**Given entries**

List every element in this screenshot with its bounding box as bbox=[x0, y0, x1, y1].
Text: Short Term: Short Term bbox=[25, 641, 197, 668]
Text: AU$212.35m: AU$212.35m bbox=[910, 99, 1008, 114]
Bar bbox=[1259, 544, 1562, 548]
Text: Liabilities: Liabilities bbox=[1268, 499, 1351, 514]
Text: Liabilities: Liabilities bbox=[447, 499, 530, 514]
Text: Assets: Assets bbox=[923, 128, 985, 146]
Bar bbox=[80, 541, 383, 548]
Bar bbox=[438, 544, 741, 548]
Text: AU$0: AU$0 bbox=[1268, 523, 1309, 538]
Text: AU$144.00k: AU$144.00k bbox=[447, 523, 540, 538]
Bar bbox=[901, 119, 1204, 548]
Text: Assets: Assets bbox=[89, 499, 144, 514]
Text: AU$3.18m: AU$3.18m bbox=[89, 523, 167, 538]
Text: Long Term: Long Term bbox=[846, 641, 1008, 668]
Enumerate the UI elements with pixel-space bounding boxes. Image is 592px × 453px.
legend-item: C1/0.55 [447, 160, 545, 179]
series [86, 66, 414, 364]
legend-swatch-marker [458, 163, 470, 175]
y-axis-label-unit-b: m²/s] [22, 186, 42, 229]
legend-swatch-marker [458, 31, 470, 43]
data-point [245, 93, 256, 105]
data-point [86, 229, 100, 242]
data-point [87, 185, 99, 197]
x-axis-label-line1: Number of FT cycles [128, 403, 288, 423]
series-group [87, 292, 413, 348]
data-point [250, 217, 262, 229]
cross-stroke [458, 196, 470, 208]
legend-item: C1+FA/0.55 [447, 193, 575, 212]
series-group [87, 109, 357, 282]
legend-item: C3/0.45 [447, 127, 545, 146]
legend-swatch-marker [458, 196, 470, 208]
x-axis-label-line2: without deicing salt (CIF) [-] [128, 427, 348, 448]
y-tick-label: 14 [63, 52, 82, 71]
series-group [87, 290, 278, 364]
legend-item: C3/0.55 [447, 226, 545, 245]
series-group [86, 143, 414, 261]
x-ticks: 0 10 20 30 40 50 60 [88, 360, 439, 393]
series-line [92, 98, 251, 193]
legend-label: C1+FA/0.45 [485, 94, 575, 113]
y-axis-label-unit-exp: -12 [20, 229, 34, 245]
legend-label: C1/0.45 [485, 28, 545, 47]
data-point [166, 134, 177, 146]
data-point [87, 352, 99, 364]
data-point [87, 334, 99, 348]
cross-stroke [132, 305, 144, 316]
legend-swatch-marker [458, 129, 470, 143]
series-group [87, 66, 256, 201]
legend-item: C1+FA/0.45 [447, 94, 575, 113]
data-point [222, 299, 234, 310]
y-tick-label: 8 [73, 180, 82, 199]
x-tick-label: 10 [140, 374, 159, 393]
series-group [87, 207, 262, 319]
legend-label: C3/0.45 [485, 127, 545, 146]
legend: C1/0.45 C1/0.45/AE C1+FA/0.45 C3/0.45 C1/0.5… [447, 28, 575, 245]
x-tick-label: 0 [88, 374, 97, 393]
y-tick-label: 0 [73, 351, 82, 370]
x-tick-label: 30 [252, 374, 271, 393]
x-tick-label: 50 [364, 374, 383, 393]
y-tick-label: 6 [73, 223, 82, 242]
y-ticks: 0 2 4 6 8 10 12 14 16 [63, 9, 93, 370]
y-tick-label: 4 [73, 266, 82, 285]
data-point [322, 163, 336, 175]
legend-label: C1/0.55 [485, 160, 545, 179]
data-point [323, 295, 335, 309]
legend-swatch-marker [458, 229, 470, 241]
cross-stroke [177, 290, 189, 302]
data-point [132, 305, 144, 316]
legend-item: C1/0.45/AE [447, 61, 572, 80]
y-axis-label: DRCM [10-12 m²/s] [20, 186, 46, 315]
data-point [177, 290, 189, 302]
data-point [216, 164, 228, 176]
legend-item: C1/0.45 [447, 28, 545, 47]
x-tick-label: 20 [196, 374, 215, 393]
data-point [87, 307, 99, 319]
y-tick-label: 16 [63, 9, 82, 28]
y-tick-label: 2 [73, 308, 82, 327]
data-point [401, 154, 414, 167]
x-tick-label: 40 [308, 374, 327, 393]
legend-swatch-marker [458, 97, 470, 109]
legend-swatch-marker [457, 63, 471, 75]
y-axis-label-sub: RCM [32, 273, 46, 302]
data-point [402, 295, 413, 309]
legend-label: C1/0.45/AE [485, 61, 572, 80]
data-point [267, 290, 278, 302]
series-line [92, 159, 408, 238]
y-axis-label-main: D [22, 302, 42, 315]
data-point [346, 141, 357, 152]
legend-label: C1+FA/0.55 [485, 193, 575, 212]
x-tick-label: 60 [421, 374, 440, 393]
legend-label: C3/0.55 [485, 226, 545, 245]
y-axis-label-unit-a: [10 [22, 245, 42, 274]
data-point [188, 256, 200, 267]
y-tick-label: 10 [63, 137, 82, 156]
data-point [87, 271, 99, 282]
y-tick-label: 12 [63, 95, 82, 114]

**What the task asks**
Collect every line above that contains the string "swatch" and copy each one in full.

**Written response**
legend-swatch-marker [458, 163, 470, 175]
legend-swatch-marker [458, 31, 470, 43]
legend-swatch-marker [458, 196, 470, 208]
legend-swatch-marker [458, 129, 470, 143]
legend-swatch-marker [458, 229, 470, 241]
legend-swatch-marker [458, 97, 470, 109]
legend-swatch-marker [457, 63, 471, 75]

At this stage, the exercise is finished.